What to produce:
Every line from the one containing "Transcribe this image's" through the end of the listing below goes in the output, exactly and without pictures.

▼▼▼

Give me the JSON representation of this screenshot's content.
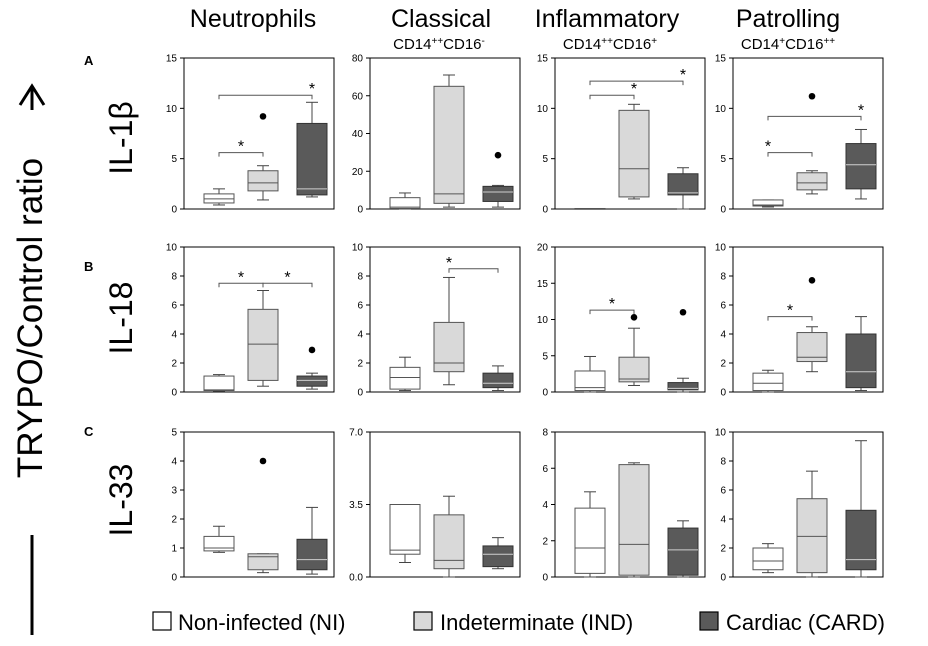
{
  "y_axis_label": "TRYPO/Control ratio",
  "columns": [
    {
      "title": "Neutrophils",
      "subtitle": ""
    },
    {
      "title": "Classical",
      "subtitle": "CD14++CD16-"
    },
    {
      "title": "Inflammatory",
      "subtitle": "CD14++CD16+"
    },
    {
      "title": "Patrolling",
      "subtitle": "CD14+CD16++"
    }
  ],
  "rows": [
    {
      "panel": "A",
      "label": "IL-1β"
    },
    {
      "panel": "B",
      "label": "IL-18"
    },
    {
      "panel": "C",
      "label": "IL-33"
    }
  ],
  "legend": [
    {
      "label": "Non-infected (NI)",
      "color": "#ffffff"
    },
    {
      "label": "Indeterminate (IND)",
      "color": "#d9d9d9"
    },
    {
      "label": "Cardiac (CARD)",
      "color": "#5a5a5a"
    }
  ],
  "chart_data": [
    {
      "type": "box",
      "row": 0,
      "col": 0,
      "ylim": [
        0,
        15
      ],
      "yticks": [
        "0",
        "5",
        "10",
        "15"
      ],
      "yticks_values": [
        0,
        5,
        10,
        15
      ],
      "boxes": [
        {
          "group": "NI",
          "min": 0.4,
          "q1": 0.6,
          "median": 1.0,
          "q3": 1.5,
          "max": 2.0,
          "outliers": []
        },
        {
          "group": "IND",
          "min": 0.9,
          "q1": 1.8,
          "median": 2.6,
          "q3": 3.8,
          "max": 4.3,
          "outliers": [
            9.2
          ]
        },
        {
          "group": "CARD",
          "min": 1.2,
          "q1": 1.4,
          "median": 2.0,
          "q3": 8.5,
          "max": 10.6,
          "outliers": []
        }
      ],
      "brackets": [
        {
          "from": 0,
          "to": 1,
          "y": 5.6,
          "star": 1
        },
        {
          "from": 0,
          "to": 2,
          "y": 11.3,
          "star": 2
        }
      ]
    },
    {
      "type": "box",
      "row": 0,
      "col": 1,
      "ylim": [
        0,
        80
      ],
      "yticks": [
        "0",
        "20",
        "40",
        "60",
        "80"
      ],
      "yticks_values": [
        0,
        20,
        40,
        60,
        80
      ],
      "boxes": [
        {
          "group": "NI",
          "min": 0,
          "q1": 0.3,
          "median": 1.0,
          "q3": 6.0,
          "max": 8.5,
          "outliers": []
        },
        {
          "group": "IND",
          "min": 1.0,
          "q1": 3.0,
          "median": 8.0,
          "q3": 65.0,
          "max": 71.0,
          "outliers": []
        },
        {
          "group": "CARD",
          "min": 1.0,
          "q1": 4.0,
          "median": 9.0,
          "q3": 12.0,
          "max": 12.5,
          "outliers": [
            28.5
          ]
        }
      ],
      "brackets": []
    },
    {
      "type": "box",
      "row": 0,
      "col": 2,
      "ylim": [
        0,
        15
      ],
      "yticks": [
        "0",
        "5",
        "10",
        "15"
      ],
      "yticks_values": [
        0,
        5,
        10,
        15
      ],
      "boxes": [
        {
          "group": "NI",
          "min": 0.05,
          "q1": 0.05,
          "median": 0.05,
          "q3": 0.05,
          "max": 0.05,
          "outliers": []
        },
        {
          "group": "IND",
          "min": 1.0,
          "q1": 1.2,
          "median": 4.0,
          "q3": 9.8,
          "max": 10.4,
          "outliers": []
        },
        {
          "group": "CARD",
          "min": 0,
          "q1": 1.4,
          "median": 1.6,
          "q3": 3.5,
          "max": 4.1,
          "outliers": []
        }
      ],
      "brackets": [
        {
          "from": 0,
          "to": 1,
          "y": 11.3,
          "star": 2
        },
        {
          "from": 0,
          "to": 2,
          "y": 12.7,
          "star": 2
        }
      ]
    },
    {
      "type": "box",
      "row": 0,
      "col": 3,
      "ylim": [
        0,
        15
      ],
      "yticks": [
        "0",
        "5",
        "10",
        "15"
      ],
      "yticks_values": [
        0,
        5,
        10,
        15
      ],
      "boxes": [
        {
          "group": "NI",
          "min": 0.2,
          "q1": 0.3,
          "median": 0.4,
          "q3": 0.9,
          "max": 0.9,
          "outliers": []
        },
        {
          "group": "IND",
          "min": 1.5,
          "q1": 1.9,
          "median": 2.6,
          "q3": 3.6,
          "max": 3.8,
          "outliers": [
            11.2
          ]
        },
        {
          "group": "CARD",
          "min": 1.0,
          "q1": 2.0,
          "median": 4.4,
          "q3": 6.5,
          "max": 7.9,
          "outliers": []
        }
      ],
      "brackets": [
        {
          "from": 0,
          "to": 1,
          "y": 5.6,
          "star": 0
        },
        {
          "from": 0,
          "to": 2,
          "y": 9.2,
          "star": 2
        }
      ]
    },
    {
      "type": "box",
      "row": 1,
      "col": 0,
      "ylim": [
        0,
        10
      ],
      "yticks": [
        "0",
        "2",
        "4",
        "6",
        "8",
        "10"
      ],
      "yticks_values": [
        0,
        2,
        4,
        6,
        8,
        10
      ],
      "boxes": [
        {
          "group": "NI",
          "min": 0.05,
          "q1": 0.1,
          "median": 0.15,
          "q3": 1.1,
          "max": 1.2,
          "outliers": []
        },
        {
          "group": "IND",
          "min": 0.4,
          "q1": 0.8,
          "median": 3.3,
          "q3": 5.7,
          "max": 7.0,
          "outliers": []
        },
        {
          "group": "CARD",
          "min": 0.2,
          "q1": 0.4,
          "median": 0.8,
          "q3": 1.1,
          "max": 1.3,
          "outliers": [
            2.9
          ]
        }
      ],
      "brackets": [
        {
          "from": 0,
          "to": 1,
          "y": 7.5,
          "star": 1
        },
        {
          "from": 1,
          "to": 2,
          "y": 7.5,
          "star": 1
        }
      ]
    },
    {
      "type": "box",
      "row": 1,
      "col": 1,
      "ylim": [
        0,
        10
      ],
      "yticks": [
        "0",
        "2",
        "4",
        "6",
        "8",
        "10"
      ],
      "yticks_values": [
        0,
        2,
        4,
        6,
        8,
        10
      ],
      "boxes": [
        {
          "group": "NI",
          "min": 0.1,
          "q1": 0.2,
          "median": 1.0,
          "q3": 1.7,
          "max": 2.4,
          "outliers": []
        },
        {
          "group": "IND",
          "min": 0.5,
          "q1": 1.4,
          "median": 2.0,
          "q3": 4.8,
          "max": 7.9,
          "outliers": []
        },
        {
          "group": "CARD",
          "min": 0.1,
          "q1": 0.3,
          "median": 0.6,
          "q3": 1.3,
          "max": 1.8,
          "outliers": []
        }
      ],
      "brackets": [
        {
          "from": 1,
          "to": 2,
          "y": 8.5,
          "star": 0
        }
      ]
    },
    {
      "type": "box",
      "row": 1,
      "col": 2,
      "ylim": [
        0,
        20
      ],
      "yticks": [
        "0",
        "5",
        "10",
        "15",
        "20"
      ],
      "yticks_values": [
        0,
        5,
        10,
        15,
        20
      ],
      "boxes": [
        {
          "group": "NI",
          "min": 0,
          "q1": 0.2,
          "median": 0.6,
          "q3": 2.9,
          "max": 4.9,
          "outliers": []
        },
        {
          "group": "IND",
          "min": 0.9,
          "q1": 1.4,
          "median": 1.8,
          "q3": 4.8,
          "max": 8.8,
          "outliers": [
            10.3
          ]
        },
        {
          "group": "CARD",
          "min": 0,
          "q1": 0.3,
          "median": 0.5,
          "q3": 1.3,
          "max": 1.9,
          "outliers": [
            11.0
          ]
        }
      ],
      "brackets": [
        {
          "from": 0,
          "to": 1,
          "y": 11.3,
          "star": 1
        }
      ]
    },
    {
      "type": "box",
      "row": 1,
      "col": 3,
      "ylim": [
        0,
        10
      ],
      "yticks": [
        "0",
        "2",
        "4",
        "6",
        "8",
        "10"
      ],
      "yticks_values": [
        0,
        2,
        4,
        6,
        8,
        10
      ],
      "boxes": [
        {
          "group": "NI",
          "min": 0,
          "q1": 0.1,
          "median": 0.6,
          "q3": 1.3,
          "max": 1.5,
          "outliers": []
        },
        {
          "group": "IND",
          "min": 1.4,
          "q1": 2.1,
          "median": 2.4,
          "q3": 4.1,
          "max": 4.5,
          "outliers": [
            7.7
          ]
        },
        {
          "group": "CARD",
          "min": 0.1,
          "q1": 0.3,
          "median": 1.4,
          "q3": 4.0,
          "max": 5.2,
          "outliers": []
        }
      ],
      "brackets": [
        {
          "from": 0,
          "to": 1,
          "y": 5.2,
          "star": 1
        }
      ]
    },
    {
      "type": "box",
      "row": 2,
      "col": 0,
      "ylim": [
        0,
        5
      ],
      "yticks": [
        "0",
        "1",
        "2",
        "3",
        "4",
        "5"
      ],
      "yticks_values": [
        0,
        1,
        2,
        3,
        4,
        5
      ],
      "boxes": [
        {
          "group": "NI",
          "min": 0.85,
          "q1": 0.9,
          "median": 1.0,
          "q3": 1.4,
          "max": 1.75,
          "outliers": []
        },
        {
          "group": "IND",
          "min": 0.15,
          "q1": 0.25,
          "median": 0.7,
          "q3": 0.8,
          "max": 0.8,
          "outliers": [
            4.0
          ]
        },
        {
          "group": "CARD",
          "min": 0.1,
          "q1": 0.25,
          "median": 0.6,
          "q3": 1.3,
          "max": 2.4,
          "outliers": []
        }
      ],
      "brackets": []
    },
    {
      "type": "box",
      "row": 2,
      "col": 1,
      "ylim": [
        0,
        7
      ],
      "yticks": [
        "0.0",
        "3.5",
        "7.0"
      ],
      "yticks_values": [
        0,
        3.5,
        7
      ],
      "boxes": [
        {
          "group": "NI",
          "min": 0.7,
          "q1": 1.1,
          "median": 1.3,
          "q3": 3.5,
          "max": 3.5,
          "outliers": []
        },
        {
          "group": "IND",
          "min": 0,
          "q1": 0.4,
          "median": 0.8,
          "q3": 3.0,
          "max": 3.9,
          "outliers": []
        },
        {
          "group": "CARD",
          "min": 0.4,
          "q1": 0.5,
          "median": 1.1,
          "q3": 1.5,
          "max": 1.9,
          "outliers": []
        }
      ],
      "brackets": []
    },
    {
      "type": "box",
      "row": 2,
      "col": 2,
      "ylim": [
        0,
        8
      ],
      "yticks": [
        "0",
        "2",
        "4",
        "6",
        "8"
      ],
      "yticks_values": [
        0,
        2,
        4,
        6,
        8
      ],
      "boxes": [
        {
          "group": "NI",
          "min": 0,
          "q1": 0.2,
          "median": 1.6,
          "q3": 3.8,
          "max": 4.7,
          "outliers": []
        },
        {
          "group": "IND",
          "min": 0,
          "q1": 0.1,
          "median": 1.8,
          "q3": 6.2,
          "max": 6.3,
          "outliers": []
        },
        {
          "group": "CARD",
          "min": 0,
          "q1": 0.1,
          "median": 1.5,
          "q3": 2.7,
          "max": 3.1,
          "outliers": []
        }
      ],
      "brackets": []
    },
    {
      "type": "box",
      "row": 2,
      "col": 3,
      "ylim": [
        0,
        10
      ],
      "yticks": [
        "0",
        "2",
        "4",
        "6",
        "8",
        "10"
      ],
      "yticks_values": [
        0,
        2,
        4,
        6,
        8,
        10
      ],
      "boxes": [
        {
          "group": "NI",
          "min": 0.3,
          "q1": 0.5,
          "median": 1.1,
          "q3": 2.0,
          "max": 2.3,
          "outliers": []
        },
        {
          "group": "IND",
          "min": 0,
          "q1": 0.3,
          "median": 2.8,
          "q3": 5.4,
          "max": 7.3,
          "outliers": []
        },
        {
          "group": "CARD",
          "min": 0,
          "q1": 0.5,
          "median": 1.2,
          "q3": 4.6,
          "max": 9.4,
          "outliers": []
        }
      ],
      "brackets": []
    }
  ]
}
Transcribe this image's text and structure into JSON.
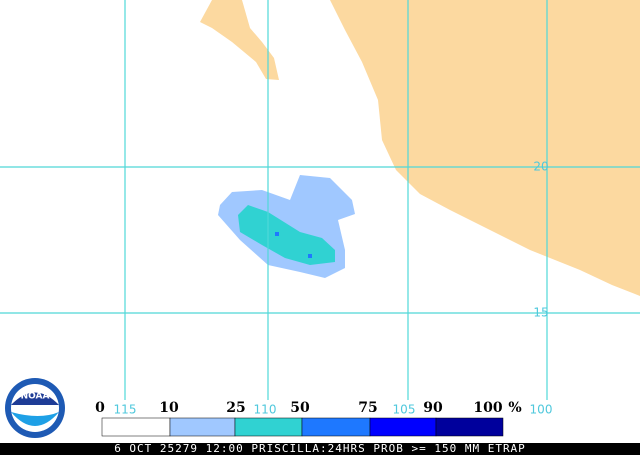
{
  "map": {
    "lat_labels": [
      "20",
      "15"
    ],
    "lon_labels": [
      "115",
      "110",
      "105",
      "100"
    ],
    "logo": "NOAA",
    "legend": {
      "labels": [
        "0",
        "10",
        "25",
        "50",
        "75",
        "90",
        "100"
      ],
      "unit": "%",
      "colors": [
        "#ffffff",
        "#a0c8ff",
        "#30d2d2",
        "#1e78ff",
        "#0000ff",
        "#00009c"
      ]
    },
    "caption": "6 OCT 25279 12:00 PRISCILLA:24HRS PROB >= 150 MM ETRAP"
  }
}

▲▲▲

Response:
Transcribe this image's text and structure into JSON.
{
  "map": {
    "lat_labels": [
      "20",
      "15"
    ],
    "lon_labels": [
      "115",
      "110",
      "105",
      "100"
    ],
    "logo": "NOAA",
    "legend": {
      "labels": [
        "0",
        "10",
        "25",
        "50",
        "75",
        "90",
        "100"
      ],
      "unit": "%",
      "colors": [
        "#ffffff",
        "#a0c8ff",
        "#30d2d2",
        "#1e78ff",
        "#0000ff",
        "#00009c"
      ]
    },
    "caption": "6 OCT 25279 12:00 PRISCILLA:24HRS PROB >= 150 MM ETRAP"
  }
}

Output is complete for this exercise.